## WHAT THE EXERCISE ASKS
Look for the string "添加超时机制重试" in the lines and copy each line that has it.

+++ SUPPLIED RECORDS +++

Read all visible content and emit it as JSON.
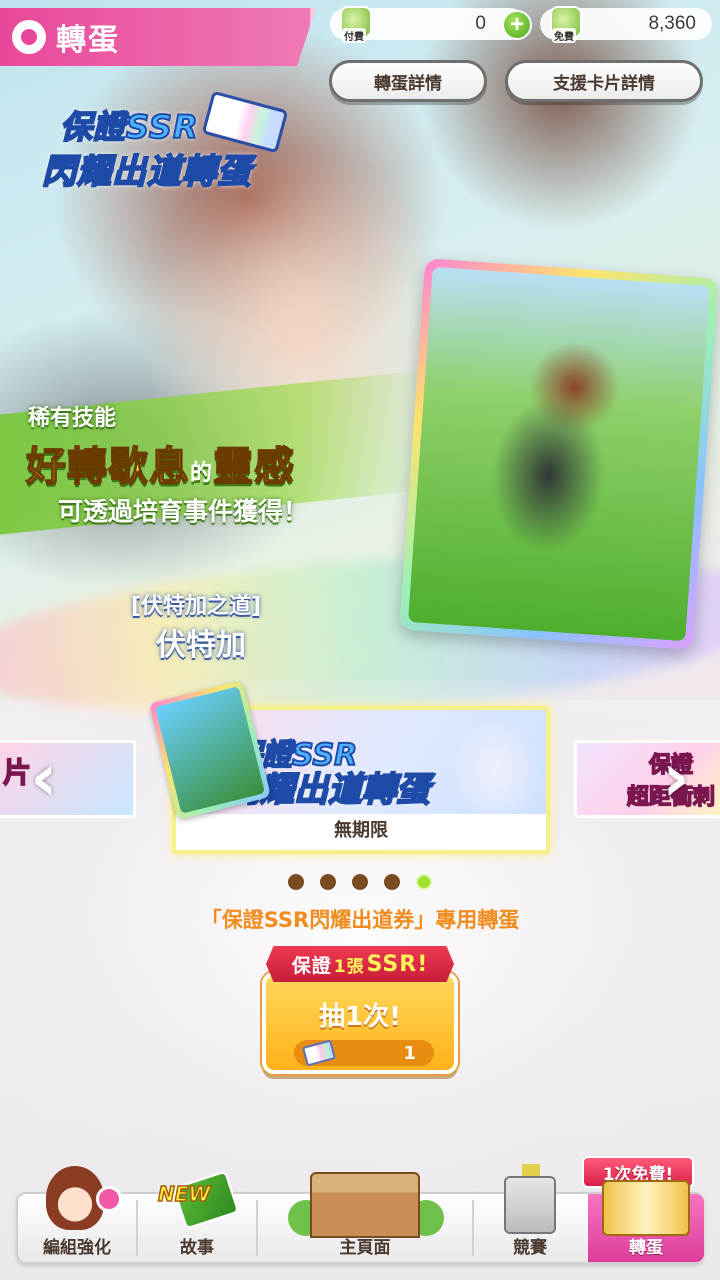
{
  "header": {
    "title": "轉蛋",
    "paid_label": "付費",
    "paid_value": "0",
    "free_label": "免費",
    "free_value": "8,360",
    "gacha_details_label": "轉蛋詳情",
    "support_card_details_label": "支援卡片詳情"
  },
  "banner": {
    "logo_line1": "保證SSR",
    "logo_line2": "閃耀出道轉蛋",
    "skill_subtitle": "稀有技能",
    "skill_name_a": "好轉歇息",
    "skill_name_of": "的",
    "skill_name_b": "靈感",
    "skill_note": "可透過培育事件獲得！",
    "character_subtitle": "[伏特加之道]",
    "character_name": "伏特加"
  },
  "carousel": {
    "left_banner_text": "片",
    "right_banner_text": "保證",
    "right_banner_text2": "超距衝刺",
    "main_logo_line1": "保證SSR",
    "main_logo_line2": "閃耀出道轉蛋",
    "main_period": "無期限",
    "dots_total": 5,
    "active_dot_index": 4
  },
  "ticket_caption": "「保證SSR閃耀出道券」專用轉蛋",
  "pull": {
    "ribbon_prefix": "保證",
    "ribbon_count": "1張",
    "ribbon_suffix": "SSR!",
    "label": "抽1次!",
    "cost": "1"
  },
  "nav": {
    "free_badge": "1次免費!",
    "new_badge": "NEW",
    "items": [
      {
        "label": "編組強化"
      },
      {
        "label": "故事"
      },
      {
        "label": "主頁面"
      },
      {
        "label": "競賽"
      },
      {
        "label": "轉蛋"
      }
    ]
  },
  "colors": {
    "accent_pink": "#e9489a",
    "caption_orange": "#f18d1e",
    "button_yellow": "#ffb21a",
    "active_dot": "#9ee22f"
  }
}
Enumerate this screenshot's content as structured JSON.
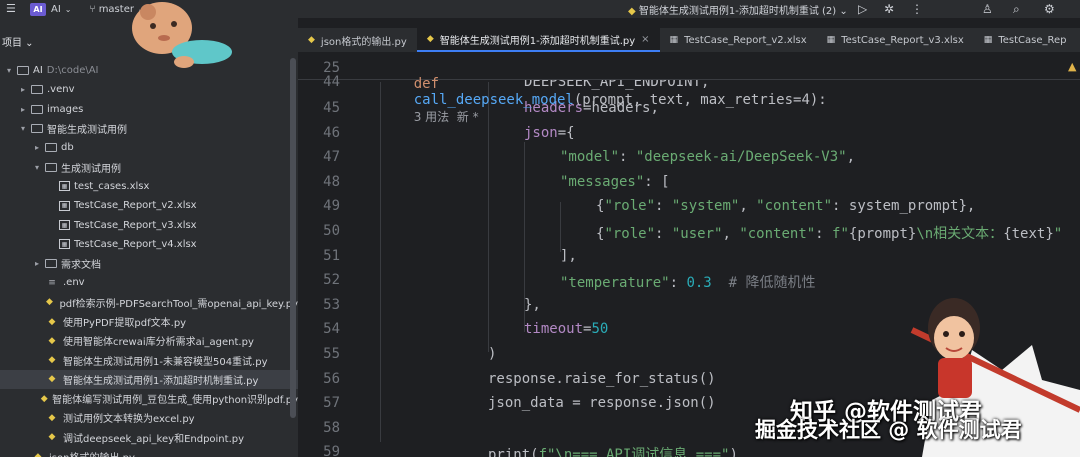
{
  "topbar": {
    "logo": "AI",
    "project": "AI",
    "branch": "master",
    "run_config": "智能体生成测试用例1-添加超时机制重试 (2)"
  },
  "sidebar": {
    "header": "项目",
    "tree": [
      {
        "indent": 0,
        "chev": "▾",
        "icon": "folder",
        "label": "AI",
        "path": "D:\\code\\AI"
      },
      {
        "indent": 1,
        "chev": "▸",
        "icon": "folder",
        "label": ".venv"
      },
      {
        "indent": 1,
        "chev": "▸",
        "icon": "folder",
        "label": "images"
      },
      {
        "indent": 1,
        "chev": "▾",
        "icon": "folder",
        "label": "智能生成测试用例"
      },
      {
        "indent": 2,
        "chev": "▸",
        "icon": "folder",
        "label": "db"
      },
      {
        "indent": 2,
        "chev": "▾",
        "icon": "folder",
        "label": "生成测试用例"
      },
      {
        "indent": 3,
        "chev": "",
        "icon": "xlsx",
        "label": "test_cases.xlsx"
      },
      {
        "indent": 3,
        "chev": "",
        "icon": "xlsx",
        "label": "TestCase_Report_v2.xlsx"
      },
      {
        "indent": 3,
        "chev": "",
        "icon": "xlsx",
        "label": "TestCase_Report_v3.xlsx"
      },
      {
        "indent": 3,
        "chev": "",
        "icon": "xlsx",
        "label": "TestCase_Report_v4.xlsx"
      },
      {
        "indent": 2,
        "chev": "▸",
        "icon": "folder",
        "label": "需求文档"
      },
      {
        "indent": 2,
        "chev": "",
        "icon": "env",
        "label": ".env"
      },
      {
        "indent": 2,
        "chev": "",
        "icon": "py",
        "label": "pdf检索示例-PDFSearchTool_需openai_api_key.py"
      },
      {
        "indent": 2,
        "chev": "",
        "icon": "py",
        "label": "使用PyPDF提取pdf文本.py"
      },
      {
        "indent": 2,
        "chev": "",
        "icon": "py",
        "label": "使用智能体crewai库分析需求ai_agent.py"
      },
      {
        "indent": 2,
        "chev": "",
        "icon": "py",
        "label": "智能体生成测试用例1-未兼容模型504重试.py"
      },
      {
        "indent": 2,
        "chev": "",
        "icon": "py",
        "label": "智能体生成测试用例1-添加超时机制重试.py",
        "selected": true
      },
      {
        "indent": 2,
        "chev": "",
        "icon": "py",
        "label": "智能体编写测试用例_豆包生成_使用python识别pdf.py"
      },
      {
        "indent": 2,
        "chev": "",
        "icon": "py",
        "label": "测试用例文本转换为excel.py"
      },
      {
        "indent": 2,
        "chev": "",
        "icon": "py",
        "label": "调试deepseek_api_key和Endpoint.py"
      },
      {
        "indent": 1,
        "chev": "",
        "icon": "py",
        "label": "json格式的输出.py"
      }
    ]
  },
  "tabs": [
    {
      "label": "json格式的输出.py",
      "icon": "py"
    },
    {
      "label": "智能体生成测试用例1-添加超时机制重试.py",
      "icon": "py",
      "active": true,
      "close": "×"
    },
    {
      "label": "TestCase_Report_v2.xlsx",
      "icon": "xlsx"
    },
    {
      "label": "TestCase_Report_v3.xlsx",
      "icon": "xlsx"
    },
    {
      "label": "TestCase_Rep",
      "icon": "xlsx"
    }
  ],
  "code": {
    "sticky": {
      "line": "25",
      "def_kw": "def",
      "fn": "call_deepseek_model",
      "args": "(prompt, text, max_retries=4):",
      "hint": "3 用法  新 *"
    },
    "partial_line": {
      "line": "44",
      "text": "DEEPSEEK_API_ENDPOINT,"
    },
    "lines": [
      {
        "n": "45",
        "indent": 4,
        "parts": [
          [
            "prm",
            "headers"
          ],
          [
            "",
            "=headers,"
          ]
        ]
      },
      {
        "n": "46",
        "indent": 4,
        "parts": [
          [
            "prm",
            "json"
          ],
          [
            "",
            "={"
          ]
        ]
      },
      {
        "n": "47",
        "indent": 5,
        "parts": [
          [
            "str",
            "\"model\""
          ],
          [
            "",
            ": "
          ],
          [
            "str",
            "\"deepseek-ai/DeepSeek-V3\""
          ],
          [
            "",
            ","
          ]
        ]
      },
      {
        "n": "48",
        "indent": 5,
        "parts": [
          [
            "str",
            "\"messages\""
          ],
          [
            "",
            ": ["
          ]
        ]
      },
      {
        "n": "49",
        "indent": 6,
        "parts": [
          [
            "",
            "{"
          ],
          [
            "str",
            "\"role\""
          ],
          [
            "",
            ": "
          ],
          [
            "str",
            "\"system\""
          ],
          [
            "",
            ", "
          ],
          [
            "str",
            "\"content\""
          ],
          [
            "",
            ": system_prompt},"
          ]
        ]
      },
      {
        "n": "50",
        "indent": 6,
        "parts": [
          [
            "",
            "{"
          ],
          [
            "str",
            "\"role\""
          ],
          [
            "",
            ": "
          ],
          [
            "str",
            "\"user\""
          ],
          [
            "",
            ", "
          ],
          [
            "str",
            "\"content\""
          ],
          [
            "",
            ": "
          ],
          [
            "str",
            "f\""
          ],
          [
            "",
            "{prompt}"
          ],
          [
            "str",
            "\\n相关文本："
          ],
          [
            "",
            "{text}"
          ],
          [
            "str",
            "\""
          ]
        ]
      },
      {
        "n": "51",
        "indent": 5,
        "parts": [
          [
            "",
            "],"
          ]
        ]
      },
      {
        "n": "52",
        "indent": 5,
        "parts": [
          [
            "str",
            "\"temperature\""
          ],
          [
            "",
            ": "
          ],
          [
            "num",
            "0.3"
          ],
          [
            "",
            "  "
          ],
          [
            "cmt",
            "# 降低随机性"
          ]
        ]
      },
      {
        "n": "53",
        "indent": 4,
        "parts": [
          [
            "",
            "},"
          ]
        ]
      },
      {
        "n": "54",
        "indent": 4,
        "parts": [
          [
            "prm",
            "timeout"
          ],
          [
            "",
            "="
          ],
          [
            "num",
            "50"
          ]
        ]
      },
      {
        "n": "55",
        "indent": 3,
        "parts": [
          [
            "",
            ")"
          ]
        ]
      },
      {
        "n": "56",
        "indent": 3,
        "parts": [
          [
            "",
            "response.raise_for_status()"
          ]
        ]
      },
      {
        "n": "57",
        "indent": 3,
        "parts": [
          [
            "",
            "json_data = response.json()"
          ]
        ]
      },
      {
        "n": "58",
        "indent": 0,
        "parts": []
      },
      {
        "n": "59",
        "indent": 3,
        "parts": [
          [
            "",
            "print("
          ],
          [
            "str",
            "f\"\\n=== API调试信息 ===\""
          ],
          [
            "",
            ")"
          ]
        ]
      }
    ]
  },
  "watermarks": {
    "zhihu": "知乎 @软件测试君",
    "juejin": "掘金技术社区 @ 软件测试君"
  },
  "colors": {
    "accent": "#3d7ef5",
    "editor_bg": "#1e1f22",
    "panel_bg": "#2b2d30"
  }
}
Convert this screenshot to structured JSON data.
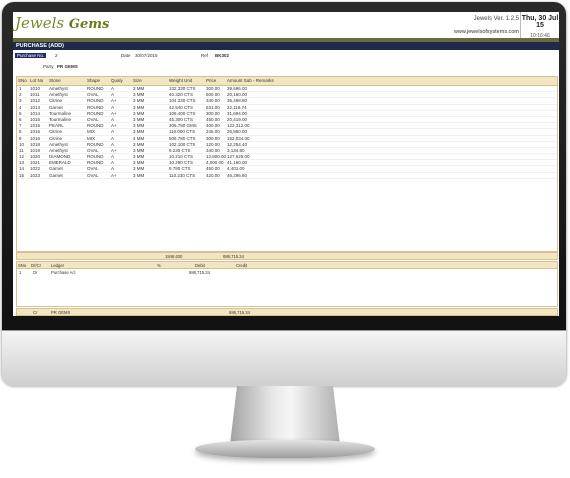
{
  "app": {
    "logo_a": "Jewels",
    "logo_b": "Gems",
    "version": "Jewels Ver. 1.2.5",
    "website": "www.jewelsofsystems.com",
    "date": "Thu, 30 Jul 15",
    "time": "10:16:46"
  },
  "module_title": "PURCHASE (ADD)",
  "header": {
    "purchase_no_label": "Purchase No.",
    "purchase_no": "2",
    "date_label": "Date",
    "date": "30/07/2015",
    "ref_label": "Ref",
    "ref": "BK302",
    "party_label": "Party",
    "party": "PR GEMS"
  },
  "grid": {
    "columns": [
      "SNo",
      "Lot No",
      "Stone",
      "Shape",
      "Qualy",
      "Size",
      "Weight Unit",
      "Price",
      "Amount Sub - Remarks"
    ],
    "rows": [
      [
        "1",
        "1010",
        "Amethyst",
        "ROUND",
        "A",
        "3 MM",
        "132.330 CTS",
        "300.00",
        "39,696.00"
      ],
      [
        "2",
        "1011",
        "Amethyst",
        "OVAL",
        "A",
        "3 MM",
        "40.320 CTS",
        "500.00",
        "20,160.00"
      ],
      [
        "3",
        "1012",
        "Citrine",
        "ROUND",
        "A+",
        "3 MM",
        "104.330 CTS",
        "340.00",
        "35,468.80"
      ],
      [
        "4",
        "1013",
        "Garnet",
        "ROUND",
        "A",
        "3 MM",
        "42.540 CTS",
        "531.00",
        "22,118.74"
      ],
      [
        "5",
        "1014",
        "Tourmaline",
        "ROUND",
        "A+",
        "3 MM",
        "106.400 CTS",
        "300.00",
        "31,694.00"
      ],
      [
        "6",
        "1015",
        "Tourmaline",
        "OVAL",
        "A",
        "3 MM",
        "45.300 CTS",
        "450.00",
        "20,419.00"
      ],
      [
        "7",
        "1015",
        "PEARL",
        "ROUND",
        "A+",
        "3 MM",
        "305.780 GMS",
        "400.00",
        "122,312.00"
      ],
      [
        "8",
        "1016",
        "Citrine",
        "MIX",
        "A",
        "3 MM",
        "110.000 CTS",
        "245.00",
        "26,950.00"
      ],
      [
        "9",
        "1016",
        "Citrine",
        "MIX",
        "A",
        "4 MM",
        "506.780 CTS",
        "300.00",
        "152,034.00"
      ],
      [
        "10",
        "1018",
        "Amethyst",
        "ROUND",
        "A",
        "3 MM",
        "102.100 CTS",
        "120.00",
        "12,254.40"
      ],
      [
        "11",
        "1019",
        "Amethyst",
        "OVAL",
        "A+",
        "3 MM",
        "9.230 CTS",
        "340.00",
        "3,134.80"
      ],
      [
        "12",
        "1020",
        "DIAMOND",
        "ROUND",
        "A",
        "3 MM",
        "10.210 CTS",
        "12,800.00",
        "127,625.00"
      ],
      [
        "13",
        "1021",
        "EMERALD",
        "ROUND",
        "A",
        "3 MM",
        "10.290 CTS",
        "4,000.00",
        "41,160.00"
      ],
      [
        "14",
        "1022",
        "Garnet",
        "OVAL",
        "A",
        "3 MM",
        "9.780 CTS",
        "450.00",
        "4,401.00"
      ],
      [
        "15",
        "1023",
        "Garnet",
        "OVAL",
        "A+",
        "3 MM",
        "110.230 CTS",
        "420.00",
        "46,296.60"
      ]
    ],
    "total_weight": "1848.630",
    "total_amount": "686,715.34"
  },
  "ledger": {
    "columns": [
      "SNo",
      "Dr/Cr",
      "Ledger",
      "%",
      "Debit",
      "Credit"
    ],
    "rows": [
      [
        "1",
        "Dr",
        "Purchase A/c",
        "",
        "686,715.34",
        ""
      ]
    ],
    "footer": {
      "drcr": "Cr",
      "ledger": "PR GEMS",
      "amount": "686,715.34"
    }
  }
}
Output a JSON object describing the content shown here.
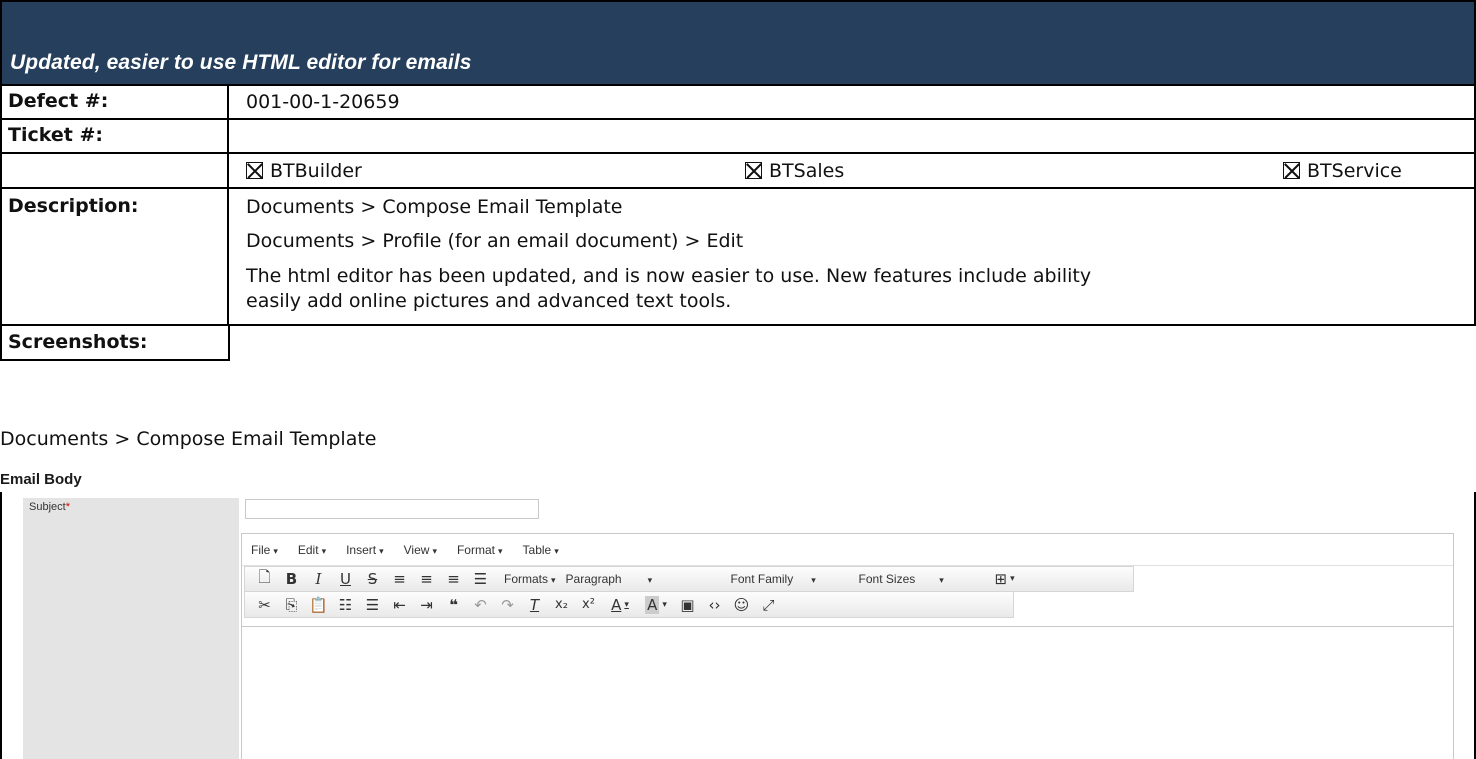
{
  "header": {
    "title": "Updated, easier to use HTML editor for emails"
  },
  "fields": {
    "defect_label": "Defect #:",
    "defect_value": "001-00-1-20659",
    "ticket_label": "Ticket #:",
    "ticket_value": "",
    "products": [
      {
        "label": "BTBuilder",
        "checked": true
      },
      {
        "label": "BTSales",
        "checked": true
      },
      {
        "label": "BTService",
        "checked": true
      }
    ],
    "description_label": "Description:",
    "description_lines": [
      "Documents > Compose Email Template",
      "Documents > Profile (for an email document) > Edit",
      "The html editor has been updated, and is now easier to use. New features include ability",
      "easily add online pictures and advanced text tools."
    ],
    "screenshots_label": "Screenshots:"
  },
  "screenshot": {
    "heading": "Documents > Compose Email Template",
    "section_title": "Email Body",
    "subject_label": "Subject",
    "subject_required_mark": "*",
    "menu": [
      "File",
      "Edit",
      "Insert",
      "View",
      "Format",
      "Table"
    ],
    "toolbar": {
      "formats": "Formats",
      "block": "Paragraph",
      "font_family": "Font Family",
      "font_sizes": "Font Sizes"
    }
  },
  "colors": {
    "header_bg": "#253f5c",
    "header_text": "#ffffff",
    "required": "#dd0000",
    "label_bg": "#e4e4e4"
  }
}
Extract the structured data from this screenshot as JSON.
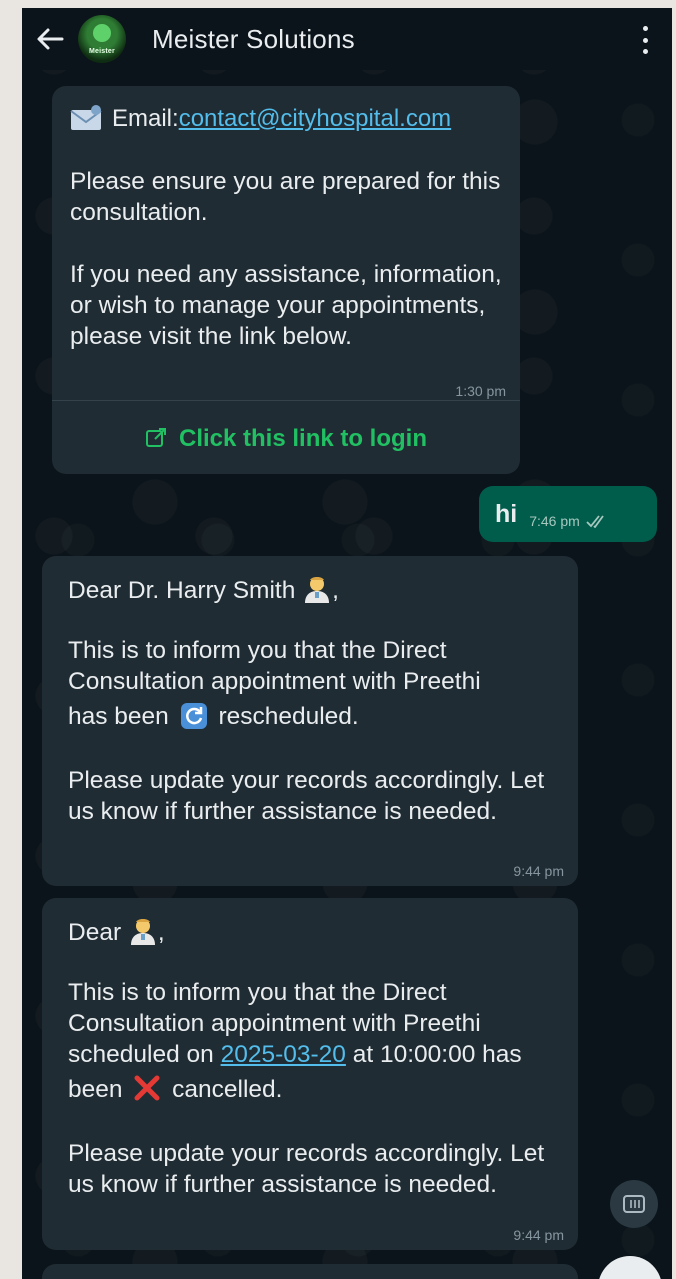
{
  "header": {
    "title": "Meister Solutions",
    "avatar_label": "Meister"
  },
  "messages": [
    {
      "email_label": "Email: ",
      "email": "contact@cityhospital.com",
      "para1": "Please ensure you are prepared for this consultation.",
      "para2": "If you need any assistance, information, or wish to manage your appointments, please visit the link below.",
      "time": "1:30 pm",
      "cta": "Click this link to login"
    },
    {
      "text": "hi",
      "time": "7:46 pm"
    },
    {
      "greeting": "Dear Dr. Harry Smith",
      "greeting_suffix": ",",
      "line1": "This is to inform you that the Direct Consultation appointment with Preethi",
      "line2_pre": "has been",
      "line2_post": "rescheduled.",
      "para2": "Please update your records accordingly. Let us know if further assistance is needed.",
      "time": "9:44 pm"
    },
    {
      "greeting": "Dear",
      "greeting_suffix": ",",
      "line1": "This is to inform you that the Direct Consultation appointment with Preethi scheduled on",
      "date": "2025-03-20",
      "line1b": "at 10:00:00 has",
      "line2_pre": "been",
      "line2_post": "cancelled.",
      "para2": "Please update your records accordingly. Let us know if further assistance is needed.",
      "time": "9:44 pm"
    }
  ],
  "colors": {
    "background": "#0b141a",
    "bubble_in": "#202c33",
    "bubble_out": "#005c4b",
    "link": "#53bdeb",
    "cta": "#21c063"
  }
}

+++

## TASK SOLUTION
    "run_config": "智能体生成测试用例1-添加超时机制重试 (2)"
        "label": "智能体生成测试用例1-添加超时机制重试.py",
      "label": "智能体生成测试用例1-添加超时机制重试.py",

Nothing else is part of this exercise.